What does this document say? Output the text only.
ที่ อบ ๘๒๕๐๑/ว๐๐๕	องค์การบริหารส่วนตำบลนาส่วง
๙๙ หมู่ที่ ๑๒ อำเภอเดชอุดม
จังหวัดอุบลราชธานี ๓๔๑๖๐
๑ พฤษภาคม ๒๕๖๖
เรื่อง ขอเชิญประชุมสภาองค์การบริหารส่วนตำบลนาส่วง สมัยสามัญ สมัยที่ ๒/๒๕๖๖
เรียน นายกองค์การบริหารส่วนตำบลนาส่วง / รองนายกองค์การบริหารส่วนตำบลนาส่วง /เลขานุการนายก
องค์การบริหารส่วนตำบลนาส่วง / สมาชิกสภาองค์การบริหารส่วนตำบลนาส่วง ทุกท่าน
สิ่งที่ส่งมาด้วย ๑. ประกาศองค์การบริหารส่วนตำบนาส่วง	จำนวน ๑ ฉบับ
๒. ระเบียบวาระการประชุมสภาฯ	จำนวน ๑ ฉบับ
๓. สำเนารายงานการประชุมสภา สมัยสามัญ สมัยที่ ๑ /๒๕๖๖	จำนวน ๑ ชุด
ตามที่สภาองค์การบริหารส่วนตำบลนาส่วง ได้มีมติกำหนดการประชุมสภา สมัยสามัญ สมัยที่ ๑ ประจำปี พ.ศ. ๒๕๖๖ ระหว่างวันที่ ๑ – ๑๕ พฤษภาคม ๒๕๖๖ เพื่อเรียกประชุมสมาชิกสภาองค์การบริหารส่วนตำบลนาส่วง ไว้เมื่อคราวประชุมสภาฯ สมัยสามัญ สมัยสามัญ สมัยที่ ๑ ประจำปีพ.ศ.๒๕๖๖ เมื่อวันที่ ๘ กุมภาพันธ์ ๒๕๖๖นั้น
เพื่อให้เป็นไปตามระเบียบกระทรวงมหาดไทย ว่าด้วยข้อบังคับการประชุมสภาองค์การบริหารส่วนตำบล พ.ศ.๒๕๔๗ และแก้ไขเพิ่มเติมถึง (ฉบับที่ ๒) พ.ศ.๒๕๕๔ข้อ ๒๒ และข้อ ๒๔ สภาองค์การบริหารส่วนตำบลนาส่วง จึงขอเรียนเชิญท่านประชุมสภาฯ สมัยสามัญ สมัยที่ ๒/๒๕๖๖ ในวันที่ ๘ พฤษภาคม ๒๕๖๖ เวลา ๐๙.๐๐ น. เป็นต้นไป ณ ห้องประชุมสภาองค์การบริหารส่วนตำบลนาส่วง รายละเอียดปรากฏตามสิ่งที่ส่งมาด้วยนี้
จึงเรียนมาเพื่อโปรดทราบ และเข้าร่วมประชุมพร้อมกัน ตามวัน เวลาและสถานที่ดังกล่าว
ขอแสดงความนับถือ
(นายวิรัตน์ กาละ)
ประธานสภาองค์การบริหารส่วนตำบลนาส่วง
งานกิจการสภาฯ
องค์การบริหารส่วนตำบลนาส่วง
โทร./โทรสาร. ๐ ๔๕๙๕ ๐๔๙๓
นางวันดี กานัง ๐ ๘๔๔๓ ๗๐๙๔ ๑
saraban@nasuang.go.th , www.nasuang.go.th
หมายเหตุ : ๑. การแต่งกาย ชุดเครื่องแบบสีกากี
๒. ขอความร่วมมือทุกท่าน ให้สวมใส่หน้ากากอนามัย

_____

● **The problem**
Show each line of the listing that holds the string "จำนวน".

● **Answer to the problem**
สิ่งที่ส่งมาด้วย ๑. ประกาศองค์การบริหารส่วนตำบนาส่วง	จำนวน ๑ ฉบับ
๒. ระเบียบวาระการประชุมสภาฯ	จำนวน ๑ ฉบับ
๓. สำเนารายงานการประชุมสภา สมัยสามัญ สมัยที่ ๑ /๒๕๖๖	จำนวน ๑ ชุด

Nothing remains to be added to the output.